> **RECORDS FOR THIS EXERCISE**:
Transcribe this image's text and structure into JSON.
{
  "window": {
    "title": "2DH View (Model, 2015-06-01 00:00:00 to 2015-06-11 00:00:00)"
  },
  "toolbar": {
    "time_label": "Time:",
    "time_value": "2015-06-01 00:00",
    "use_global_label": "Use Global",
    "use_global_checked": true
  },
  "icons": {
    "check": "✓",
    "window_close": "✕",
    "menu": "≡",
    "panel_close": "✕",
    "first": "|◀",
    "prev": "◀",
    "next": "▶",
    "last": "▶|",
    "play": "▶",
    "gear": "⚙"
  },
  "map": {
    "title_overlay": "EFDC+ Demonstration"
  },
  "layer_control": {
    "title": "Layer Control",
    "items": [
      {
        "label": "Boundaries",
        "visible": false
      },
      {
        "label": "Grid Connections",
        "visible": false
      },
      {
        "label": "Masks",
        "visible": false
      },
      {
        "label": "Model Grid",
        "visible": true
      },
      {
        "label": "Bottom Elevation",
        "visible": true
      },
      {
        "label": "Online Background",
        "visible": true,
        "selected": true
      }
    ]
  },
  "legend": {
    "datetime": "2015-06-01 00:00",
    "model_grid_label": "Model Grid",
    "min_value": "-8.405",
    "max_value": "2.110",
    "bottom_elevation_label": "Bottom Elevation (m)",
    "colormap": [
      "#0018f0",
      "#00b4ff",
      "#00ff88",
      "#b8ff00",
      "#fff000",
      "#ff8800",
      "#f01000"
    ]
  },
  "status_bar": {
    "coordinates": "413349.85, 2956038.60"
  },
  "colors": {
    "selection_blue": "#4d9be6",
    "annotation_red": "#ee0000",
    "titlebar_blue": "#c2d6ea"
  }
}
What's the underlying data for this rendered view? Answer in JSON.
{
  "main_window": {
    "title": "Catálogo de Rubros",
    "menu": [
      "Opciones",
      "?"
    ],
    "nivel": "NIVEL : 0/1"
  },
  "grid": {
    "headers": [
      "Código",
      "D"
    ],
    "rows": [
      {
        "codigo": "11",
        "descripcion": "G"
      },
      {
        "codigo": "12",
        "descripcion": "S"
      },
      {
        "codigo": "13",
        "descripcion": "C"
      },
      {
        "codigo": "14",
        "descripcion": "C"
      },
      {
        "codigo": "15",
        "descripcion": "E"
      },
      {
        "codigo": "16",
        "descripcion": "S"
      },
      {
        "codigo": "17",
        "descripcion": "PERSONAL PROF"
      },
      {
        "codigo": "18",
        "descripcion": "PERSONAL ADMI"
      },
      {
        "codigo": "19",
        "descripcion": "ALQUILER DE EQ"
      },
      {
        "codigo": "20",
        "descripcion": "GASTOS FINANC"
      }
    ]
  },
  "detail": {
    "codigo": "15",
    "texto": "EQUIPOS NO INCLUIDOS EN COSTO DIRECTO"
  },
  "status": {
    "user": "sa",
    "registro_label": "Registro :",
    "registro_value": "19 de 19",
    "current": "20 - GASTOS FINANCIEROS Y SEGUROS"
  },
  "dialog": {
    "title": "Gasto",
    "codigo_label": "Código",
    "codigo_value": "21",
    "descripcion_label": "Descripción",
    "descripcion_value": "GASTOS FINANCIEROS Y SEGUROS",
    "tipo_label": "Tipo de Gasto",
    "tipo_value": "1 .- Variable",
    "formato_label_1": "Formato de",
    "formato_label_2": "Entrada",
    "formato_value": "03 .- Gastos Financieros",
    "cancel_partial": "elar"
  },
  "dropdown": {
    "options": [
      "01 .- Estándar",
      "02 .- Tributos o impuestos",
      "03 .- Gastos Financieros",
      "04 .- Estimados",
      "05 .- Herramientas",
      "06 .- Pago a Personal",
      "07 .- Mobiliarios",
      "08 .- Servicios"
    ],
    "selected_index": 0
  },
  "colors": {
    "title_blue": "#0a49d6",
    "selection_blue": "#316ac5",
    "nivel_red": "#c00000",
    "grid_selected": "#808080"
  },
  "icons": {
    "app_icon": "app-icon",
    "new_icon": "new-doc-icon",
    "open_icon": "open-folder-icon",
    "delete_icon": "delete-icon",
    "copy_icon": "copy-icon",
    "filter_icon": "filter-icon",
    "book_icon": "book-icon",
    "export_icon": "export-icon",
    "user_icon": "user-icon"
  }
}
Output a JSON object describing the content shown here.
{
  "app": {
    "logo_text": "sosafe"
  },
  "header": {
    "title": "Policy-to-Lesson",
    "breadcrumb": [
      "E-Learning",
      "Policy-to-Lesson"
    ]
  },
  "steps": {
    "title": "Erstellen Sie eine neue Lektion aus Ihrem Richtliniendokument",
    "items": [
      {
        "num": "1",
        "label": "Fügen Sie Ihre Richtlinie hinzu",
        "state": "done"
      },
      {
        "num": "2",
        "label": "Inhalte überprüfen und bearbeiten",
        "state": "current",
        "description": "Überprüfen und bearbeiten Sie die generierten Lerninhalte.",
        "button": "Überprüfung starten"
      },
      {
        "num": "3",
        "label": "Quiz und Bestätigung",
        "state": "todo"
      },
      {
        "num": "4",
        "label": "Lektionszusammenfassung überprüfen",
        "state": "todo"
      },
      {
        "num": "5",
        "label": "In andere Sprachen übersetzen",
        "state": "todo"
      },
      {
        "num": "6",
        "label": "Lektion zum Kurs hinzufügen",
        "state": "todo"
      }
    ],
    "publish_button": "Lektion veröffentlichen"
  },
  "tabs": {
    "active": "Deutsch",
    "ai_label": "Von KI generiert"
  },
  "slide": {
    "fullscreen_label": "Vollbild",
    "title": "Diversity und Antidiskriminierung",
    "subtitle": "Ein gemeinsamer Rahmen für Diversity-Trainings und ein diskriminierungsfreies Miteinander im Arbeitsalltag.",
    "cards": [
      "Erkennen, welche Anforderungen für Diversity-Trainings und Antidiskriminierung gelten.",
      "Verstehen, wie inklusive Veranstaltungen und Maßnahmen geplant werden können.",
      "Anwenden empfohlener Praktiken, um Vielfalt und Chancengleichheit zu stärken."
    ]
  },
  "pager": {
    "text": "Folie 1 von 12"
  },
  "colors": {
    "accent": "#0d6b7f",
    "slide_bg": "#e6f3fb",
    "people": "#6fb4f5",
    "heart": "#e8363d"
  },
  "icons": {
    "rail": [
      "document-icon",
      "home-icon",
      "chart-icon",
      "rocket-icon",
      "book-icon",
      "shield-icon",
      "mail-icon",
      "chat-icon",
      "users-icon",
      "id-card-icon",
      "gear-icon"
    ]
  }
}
* * *
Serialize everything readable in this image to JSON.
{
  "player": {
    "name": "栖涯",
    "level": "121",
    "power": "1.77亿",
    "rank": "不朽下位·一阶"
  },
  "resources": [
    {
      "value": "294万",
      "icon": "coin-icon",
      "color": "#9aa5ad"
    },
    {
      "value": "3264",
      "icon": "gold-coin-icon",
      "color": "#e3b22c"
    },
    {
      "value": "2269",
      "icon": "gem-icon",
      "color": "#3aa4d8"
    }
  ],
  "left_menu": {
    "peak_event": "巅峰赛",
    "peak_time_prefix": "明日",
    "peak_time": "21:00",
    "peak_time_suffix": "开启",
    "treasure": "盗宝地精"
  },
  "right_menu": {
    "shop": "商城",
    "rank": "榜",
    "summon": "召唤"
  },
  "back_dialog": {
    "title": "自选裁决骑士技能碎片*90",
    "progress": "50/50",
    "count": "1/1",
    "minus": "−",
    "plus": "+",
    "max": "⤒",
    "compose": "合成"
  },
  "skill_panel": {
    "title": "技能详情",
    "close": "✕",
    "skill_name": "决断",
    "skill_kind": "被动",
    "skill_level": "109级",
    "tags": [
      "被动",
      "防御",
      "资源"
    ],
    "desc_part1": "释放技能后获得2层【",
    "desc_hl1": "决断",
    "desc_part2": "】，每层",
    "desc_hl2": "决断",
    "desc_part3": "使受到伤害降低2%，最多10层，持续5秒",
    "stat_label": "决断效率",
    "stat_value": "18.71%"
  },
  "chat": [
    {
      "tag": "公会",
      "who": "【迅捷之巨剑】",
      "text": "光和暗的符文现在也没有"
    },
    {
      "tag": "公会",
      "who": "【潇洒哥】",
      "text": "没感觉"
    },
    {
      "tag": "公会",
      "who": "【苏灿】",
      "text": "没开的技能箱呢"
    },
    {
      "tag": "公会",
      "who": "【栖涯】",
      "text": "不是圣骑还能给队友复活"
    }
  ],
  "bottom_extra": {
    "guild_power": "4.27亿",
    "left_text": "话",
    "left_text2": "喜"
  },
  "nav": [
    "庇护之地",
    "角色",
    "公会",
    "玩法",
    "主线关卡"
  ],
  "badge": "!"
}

> **WHAT TO PRODUCE**: Search the records for the word "SEGUROS", then list every line that has it.

> **WRITTEN RESPONSE**:
    "current": "20 - GASTOS FINANCIEROS Y SEGUROS"
    "descripcion_value": "GASTOS FINANCIEROS Y SEGUROS",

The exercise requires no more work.